Data extracted from a collection
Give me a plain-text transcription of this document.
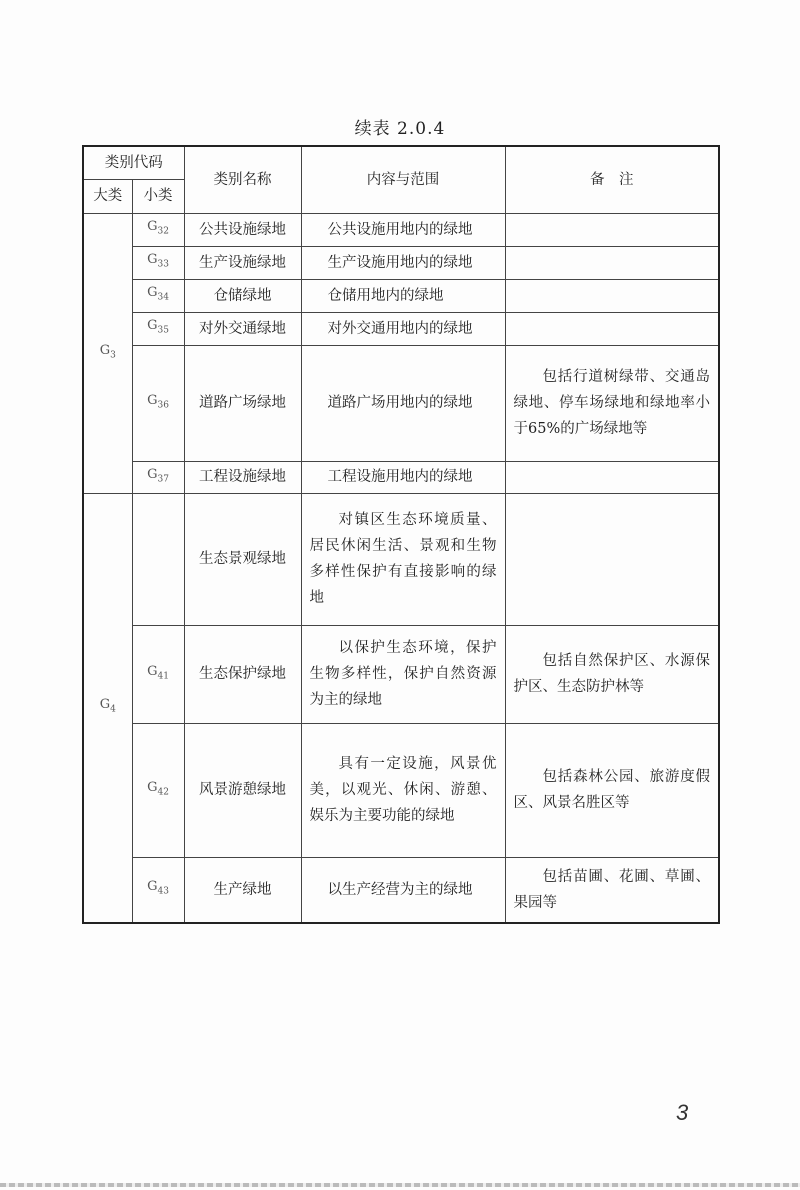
续表 2.0.4
类别代码		类别名称	内容与范围	备　注
大类	小类			
$G_3$	$G_{32}$	公共设施绿地	公共设施用地内的绿地	

	$G_{33}$	生产设施绿地	生产设施用地内的绿地	

	$G_{34}$	仓储绿地	仓储用地内的绿地	

	$G_{35}$	对外交通绿地	对外交通用地内的绿地	

	$G_{36}$	道路广场绿地	道路广场用地内的绿地	包括行道树绿带、交通岛绿地、停车场绿地和绿地率小于65%的广场绿地等

	$G_{37}$	工程设施绿地	工程设施用地内的绿地	

$G_4$		生态景观绿地	对镇区生态环境质量、居民休闲生活、景观和生物多样性保护有直接影响的绿地	

	$G_{41}$	生态保护绿地	以保护生态环境，保护生物多样性，保护自然资源为主的绿地	包括自然保护区、水源保护区、生态防护林等

	$G_{42}$	风景游憩绿地	具有一定设施，风景优美，以观光、休闲、游憩、娱乐为主要功能的绿地	包括森林公园、旅游度假区、风景名胜区等

	$G_{43}$	生产绿地	以生产经营为主的绿地	包括苗圃、花圃、草圃、果园等
3
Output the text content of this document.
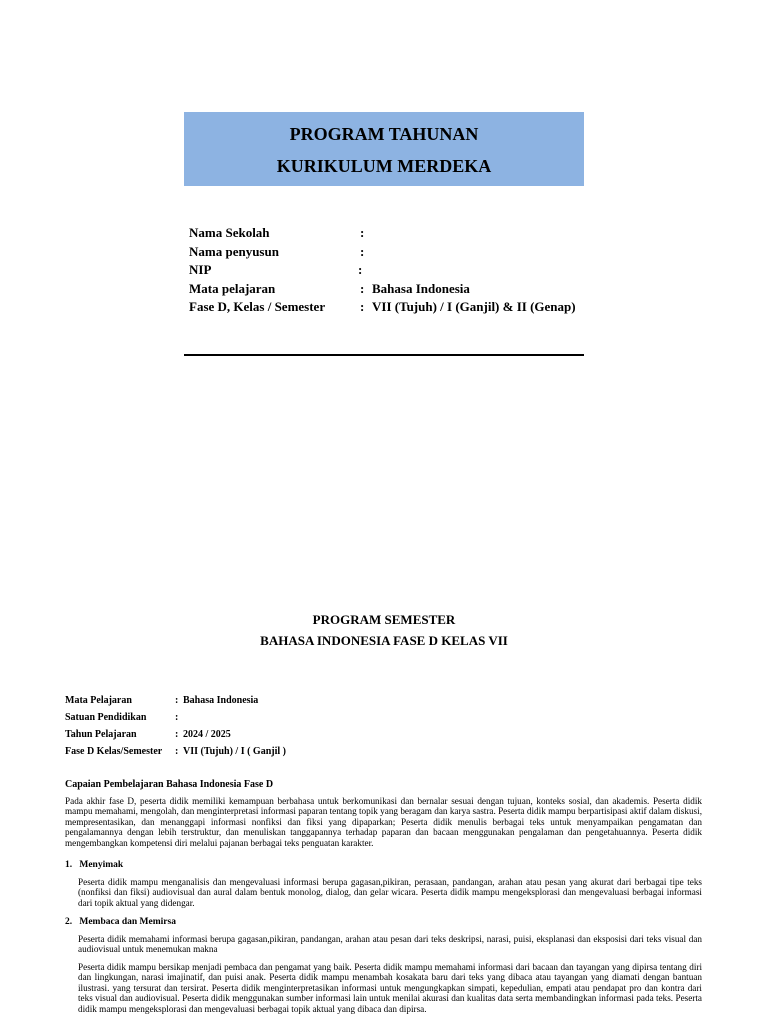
PROGRAM TAHUNAN
KURIKULUM MERDEKA
Nama Sekolah	:
Nama penyusun	:
NIP	:
Mata pelajaran	: Bahasa Indonesia
Fase D, Kelas / Semester	: VII (Tujuh) / I (Ganjil) & II (Genap)
PROGRAM SEMESTER
BAHASA INDONESIA FASE D KELAS VII
Mata Pelajaran	: Bahasa Indonesia
Satuan Pendidikan	:
Tahun Pelajaran	: 2024 / 2025
Fase D Kelas/Semester : VII (Tujuh) / I ( Ganjil )
Capaian Pembelajaran Bahasa Indonesia Fase D

Pada akhir fase D, peserta didik memiliki kemampuan berbahasa untuk berkomunikasi dan bernalar sesuai dengan tujuan, konteks sosial, dan akademis. Peserta didik mampu memahami, mengolah, dan menginterpretasi informasi paparan tentang topik yang beragam dan karya sastra. Peserta didik mampu berpartisipasi aktif dalam diskusi, mempresentasikan, dan menanggapi informasi nonfiksi dan fiksi yang dipaparkan; Peserta didik menulis berbagai teks untuk menyampaikan pengamatan dan pengalamannya dengan lebih terstruktur, dan menuliskan tanggapannya terhadap paparan dan bacaan menggunakan pengalaman dan pengetahuannya. Peserta didik mengembangkan kompetensi diri melalui pajanan berbagai teks penguatan karakter.

1. Menyimak

Peserta didik mampu menganalisis dan mengevaluasi informasi berupa gagasan,pikiran, perasaan, pandangan, arahan atau pesan yang akurat dari berbagai tipe teks (nonfiksi dan fiksi) audiovisual dan aural dalam bentuk monolog, dialog, dan gelar wicara. Peserta didik mampu mengeksplorasi dan mengevaluasi berbagai informasi dari topik aktual yang didengar.

2. Membaca dan Memirsa

Peserta didik memahami informasi berupa gagasan,pikiran, pandangan, arahan atau pesan dari teks deskripsi, narasi, puisi, eksplanasi dan eksposisi dari teks visual dan audiovisual untuk menemukan makna

Peserta didik mampu bersikap menjadi pembaca dan pengamat yang baik. Peserta didik mampu memahami informasi dari bacaan dan tayangan yang dipirsa tentang diri dan lingkungan, narasi imajinatif, dan puisi anak. Peserta didik mampu menambah kosakata baru dari teks yang dibaca atau tayangan yang diamati dengan bantuan ilustrasi. yang tersurat dan tersirat. Peserta didik menginterpretasikan informasi untuk mengungkapkan simpati, kepedulian, empati atau pendapat pro dan kontra dari teks visual dan audiovisual. Peserta didik menggunakan sumber informasi lain untuk menilai akurasi dan kualitas data serta membandingkan informasi pada teks. Peserta didik mampu mengeksplorasi dan mengevaluasi berbagai topik aktual yang dibaca dan dipirsa.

__STATED EXERCISE__: Repeat the data above exactly, but not the pictures.

__SOLUTION FOR THIS EXERCISE__:
Give me a plain-text transcription of this document.
续表 2.0.4
类别代码		类别名称	内容与范围	备　注
大类	小类			
$G_3$	$G_{32}$	公共设施绿地	公共设施用地内的绿地	

	$G_{33}$	生产设施绿地	生产设施用地内的绿地	

	$G_{34}$	仓储绿地	仓储用地内的绿地	

	$G_{35}$	对外交通绿地	对外交通用地内的绿地	

	$G_{36}$	道路广场绿地	道路广场用地内的绿地	包括行道树绿带、交通岛绿地、停车场绿地和绿地率小于65%的广场绿地等

	$G_{37}$	工程设施绿地	工程设施用地内的绿地	

$G_4$		生态景观绿地	对镇区生态环境质量、居民休闲生活、景观和生物多样性保护有直接影响的绿地	

	$G_{41}$	生态保护绿地	以保护生态环境，保护生物多样性，保护自然资源为主的绿地	包括自然保护区、水源保护区、生态防护林等

	$G_{42}$	风景游憩绿地	具有一定设施，风景优美，以观光、休闲、游憩、娱乐为主要功能的绿地	包括森林公园、旅游度假区、风景名胜区等

	$G_{43}$	生产绿地	以生产经营为主的绿地	包括苗圃、花圃、草圃、果园等
3
Output the text content of this document.
PROGRAM TAHUNAN
KURIKULUM MERDEKA
Nama Sekolah	:
Nama penyusun	:
NIP	:
Mata pelajaran	: Bahasa Indonesia
Fase D, Kelas / Semester	: VII (Tujuh) / I (Ganjil) & II (Genap)
PROGRAM SEMESTER
BAHASA INDONESIA FASE D KELAS VII
Mata Pelajaran	: Bahasa Indonesia
Satuan Pendidikan	:
Tahun Pelajaran	: 2024 / 2025
Fase D Kelas/Semester : VII (Tujuh) / I ( Ganjil )
Capaian Pembelajaran Bahasa Indonesia Fase D

Pada akhir fase D, peserta didik memiliki kemampuan berbahasa untuk berkomunikasi dan bernalar sesuai dengan tujuan, konteks sosial, dan akademis. Peserta didik mampu memahami, mengolah, dan menginterpretasi informasi paparan tentang topik yang beragam dan karya sastra. Peserta didik mampu berpartisipasi aktif dalam diskusi, mempresentasikan, dan menanggapi informasi nonfiksi dan fiksi yang dipaparkan; Peserta didik menulis berbagai teks untuk menyampaikan pengamatan dan pengalamannya dengan lebih terstruktur, dan menuliskan tanggapannya terhadap paparan dan bacaan menggunakan pengalaman dan pengetahuannya. Peserta didik mengembangkan kompetensi diri melalui pajanan berbagai teks penguatan karakter.

1. Menyimak

Peserta didik mampu menganalisis dan mengevaluasi informasi berupa gagasan,pikiran, perasaan, pandangan, arahan atau pesan yang akurat dari berbagai tipe teks (nonfiksi dan fiksi) audiovisual dan aural dalam bentuk monolog, dialog, dan gelar wicara. Peserta didik mampu mengeksplorasi dan mengevaluasi berbagai informasi dari topik aktual yang didengar.

2. Membaca dan Memirsa

Peserta didik memahami informasi berupa gagasan,pikiran, pandangan, arahan atau pesan dari teks deskripsi, narasi, puisi, eksplanasi dan eksposisi dari teks visual dan audiovisual untuk menemukan makna

Peserta didik mampu bersikap menjadi pembaca dan pengamat yang baik. Peserta didik mampu memahami informasi dari bacaan dan tayangan yang dipirsa tentang diri dan lingkungan, narasi imajinatif, dan puisi anak. Peserta didik mampu menambah kosakata baru dari teks yang dibaca atau tayangan yang diamati dengan bantuan ilustrasi. yang tersurat dan tersirat. Peserta didik menginterpretasikan informasi untuk mengungkapkan simpati, kepedulian, empati atau pendapat pro dan kontra dari teks visual dan audiovisual. Peserta didik menggunakan sumber informasi lain untuk menilai akurasi dan kualitas data serta membandingkan informasi pada teks. Peserta didik mampu mengeksplorasi dan mengevaluasi berbagai topik aktual yang dibaca dan dipirsa.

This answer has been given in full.